## EXERCISE
Copy the passage of the metrics discussion starting at "mikeal commented 7" and ending at "metrics and balance.", replacing "Node.js" with "Kubernetes".

## SELECTED EXTRACT
Hey just to mention (do not want to spam! ^^) that grimoirelab supports the following data sources: askbot, bugzilla, confluence, discourse, gerrit, git, github issues, github pull requests, mbox, jenkins, jira, mediawiki, meetup, phabricator, pipermail, redmine, rss, stackexchange (stackoverflow), supybot, telegram, kitsune and remo. There's some extra info of Perceval, the retrieval tool at: https://github.com/GrimoireLab/perceval

That means, that having all of that information in a database (ElasticSearch mainly), we all can go for the metrics that you're mentioning such as people and evolution of contributors in all of those data sources, activity for all of those data sources, etc... And then on top of that, build more advanced analysis, such as the demographics of the community or some others.

btw, is any of you attending FOSDEM? that could be a great place to meet and discuss about metrics. We're also having this workshop to talk about metrics and show how to use the grimoire toolchain, just in case you're interested [http://grimoirelab.github.io/con/] and we also have this collaborative book https://jgbarah.gitbooks.io/grimoirelab-training/content/ where that's also detailed.

sagesharp commented 7 years ago

One of the things I would love to focus FOSS Heartbeat on is the people in open source communities. I think we often get caught up in metrics like "Is rate of merged pull requests increasing?" without focusing on the people behind those metrics. Examples of more people-focused questions I would love FOSS Heartbeat to answer are:

I'd love to chat more about this. If you're looking to hire contractors to work on these sort of people-focused metrics, you can drop a line to sharp@otter.technology. I'll also be at FOSDEM.

nayafia commented 7 years ago

@sarahsharp's excellent qs remind me...a lot of these metrics should be used to measure not just growth, but sustainability.

Ex. "average response time" can be used to measure how quickly maintainers respond to issues/PRs, but if it's decreasing over time, that can also be a sign of exhaustion. So the response isn't just "answer them faster!" but might be "how do we get additional :eyes:s and :hand:s to help out?"

mikeal commented 7 years ago

A few things that we pull regular metrics on in the Node.js project that have been important.

We used to track who was merging commits but that has gotten less useful over time because it doesn't really indicate who is reviewing commits as more PRs get reviewed by many people before being merged and it's common for someone to merge a bunch of already reviewed PRs. You can probably get better data out of the new review tools in GitHub if you're using that review system.

LappleApple commented 7 years ago

@dicortazar / @sarahsharp I'll be at FOSDEM too, as will some of my Zalando colleagues (@alexkops for sure, hopefully @hjacobs and our IP lawyer at minimum as well). Also cc'ing my colleagues @jbspeakr and @KathleenLD here so they can follow this thread; both are interested in/have exp in metrics and balance.

@nayafia Thank you for clarifying your point and for the extra link. @icecrime, would be up for adding some bits to your READMEs over the holidays.

## DATA SECTION

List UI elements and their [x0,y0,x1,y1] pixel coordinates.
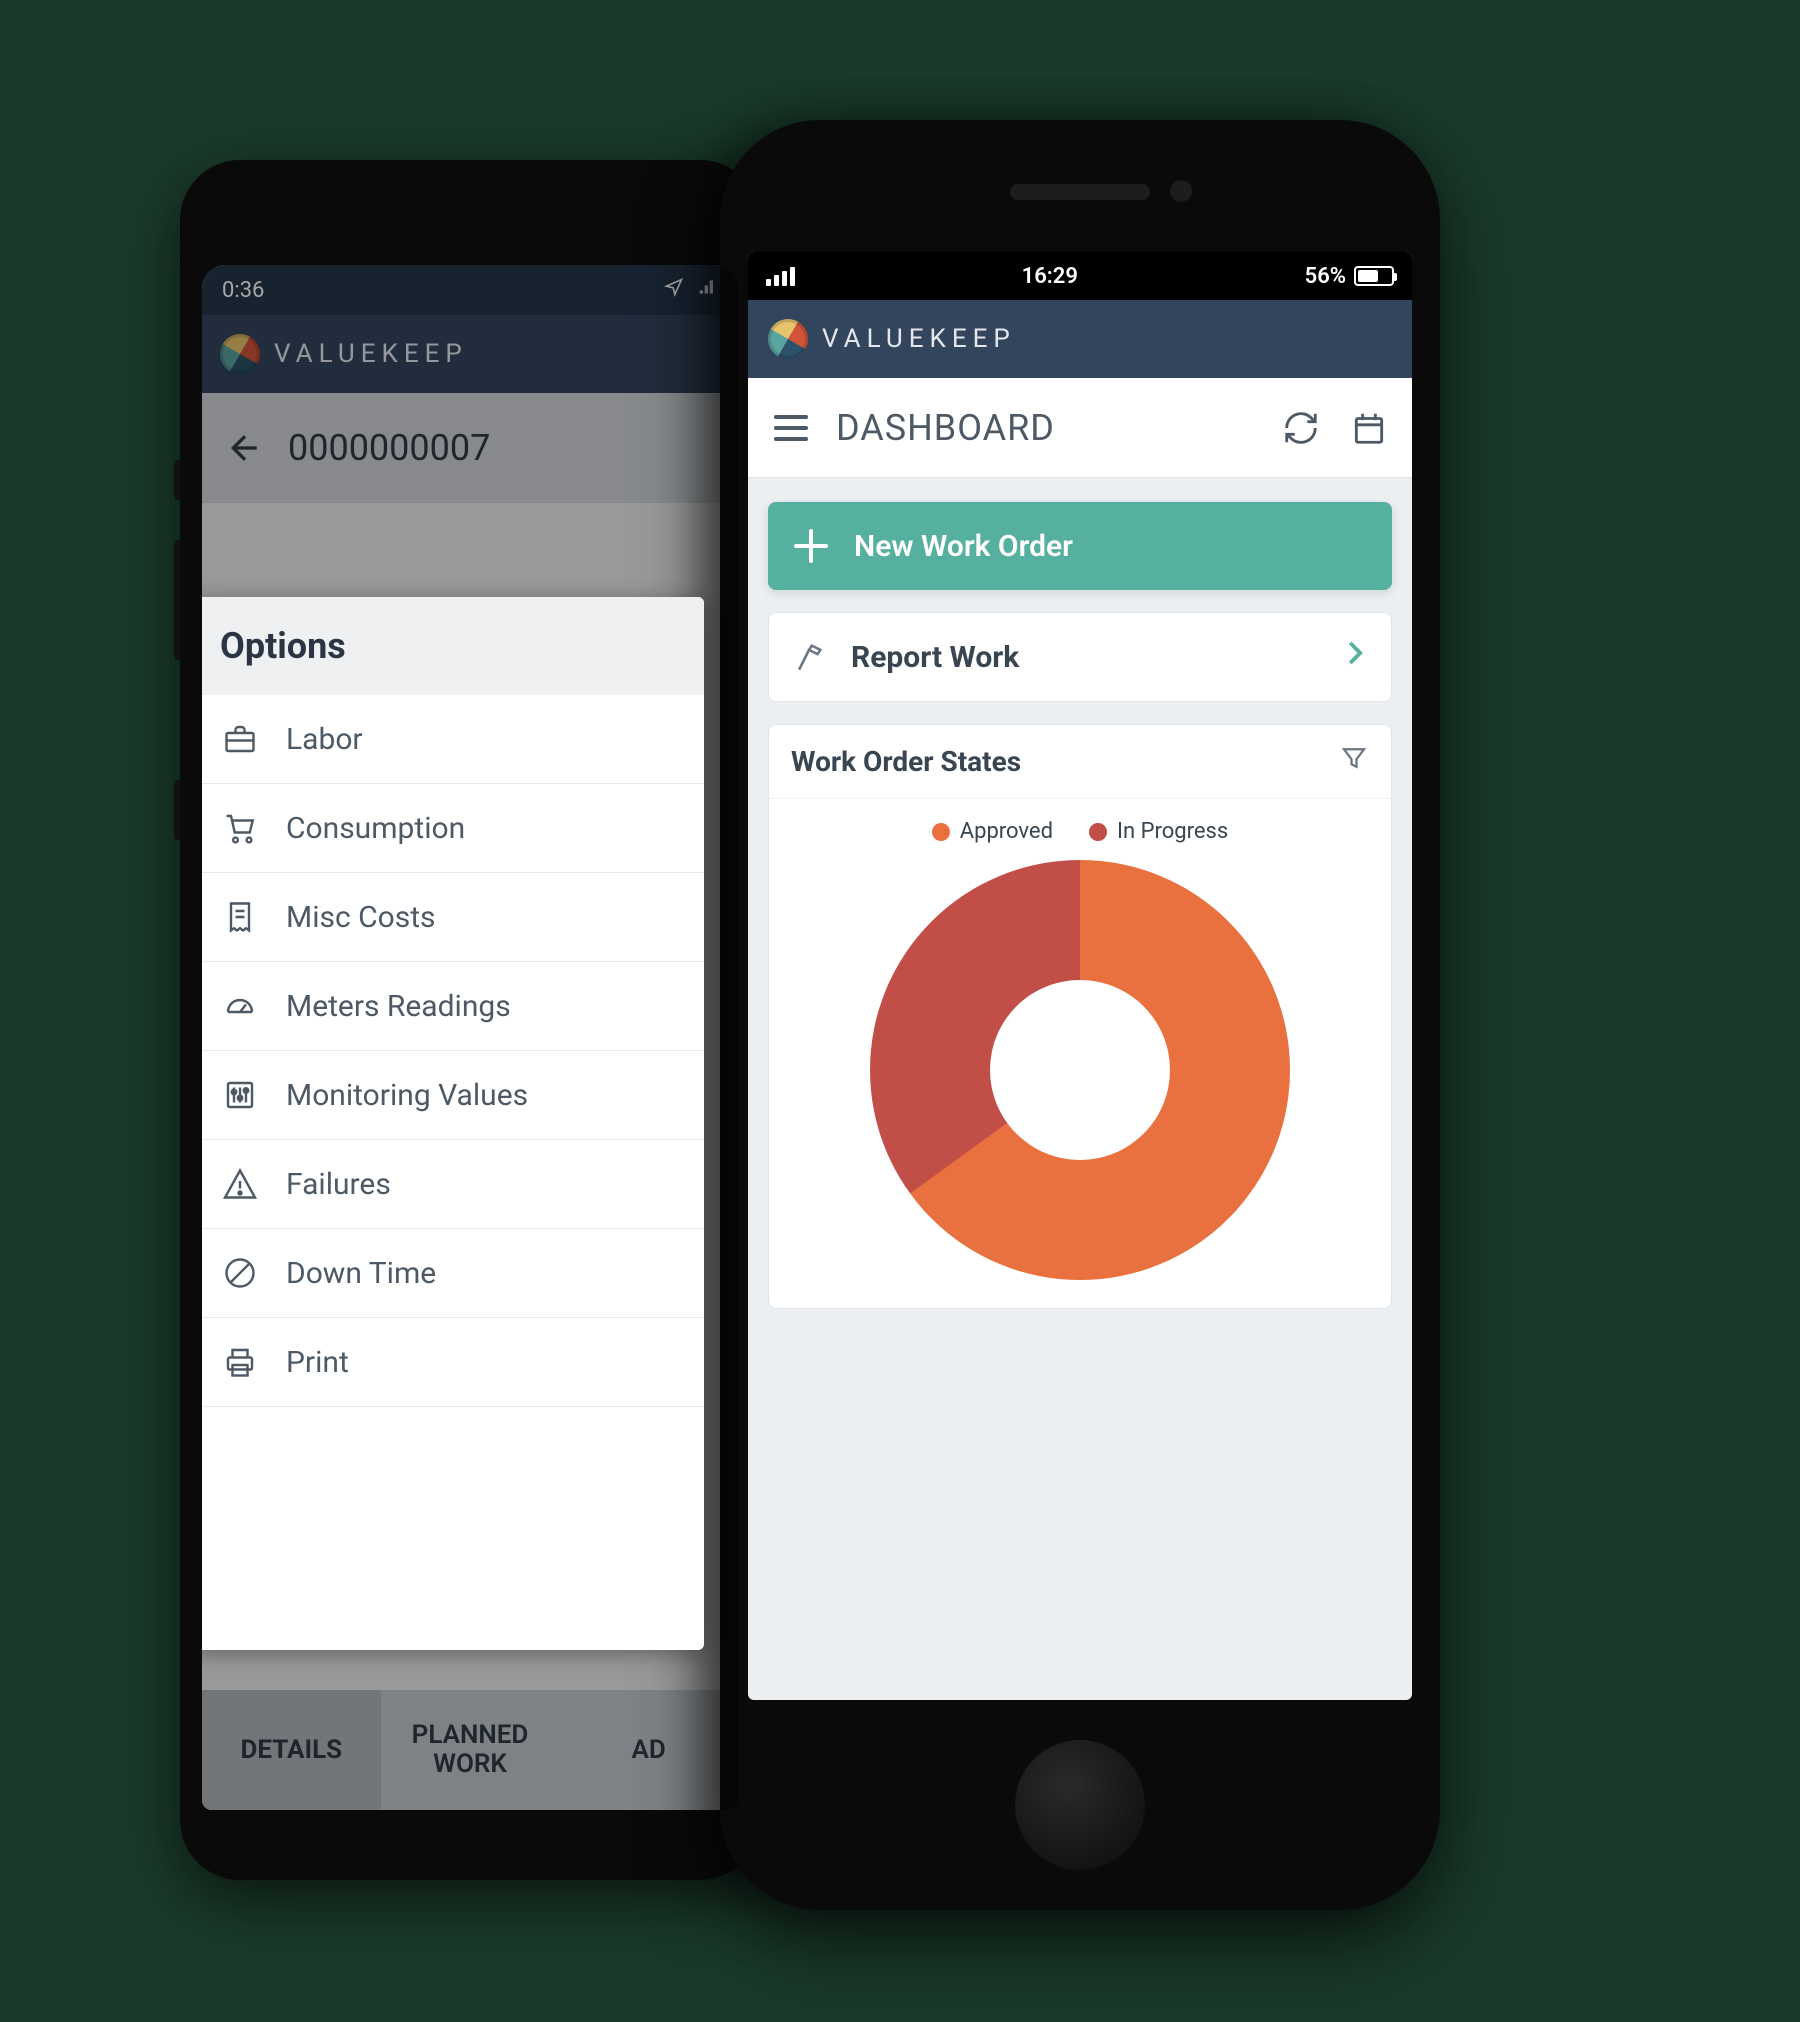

## SOLVED EXERCISE
mikeal commented 7 years ago

A few things that we pull regular metrics on in the Kubernetes project that have been important.

We used to track who was merging commits but that has gotten less useful over time because it doesn't really indicate who is reviewing commits as more PRs get reviewed by many people before being merged and it's common for someone to merge a bunch of already reviewed PRs. You can probably get better data out of the new review tools in GitHub if you're using that review system.

LappleApple commented 7 years ago

@dicortazar / @sarahsharp I'll be at FOSDEM too, as will some of my Zalando colleagues (@alexkops for sure, hopefully @hjacobs and our IP lawyer at minimum as well). Also cc'ing my colleagues @jbspeakr and @KathleenLD here so they can follow this thread; both are interested in/have exp in metrics and balance.